**SET PROBLEM**
Pull each line holding the word "varios" from the data.

**RECORDS**
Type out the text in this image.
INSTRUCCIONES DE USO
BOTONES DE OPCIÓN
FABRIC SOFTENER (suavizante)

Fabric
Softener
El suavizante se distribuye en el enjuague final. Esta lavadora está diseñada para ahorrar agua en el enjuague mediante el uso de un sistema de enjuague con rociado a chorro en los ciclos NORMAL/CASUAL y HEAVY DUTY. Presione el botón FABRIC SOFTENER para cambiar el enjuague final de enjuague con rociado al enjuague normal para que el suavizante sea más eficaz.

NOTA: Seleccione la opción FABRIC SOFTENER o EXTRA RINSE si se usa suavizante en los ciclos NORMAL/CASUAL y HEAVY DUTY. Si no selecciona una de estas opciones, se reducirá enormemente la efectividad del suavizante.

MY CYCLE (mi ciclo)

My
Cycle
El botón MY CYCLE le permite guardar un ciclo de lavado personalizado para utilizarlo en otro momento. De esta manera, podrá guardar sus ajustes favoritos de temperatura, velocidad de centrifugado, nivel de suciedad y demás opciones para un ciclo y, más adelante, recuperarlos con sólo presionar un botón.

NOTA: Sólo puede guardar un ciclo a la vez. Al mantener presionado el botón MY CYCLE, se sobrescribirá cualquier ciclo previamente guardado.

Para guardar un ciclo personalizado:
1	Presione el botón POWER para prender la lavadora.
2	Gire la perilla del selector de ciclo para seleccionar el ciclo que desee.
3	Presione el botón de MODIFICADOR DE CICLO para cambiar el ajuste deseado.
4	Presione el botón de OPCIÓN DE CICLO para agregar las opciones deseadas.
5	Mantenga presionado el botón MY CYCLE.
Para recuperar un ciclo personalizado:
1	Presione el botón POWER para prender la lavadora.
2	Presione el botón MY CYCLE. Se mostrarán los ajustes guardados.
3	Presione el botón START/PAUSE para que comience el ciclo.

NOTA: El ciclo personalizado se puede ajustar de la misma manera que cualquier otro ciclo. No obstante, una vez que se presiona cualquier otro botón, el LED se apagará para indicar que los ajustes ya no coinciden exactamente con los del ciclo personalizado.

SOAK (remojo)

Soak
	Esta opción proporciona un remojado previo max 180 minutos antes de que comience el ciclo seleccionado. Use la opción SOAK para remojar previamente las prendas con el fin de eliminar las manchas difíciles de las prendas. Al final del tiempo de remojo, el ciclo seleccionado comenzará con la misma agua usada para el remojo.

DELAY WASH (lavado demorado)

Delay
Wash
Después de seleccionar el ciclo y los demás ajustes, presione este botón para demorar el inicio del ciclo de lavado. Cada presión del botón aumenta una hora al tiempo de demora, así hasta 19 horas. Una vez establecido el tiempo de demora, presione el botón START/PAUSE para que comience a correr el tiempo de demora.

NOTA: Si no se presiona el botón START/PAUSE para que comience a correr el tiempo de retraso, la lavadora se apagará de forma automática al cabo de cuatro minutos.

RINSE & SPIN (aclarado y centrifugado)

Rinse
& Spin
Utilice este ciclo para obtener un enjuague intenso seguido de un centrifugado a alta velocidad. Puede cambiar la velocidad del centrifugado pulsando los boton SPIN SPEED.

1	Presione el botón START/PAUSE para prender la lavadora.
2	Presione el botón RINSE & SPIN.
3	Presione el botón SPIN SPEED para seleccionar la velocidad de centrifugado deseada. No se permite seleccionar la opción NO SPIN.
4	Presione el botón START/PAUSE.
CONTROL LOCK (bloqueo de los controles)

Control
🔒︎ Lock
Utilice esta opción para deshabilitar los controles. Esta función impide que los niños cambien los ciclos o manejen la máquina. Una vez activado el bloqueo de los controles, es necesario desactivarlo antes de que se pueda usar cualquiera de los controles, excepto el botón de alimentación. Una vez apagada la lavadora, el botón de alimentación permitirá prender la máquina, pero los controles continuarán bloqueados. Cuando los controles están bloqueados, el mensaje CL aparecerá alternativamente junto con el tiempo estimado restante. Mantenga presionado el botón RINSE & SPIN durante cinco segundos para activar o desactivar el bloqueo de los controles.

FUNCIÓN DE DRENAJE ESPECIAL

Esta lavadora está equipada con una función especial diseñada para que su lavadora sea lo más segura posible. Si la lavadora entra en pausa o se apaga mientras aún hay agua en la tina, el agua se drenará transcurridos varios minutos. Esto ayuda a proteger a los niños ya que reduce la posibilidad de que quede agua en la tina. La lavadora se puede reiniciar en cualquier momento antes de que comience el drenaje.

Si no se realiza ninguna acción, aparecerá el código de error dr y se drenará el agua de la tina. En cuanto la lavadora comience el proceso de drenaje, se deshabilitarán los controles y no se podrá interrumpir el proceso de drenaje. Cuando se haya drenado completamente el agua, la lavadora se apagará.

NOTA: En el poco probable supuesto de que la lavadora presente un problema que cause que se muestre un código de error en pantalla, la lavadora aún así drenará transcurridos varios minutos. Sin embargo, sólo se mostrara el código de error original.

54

**TASK RESPONSE**
Esta lavadora está equipada con una función especial diseñada para que su lavadora sea lo más segura posible. Si la lavadora entra en pausa o se apaga mientras aún hay agua en la tina, el agua se drenará transcurridos varios minutos. Esto ayuda a proteger a los niños ya que reduce la posibilidad de que quede agua en la tina. La lavadora se puede reiniciar en cualquier momento antes de que comience el drenaje.
NOTA: En el poco probable supuesto de que la lavadora presente un problema que cause que se muestre un código de error en pantalla, la lavadora aún así drenará transcurridos varios minutos. Sin embargo, sólo se mostrara el código de error original.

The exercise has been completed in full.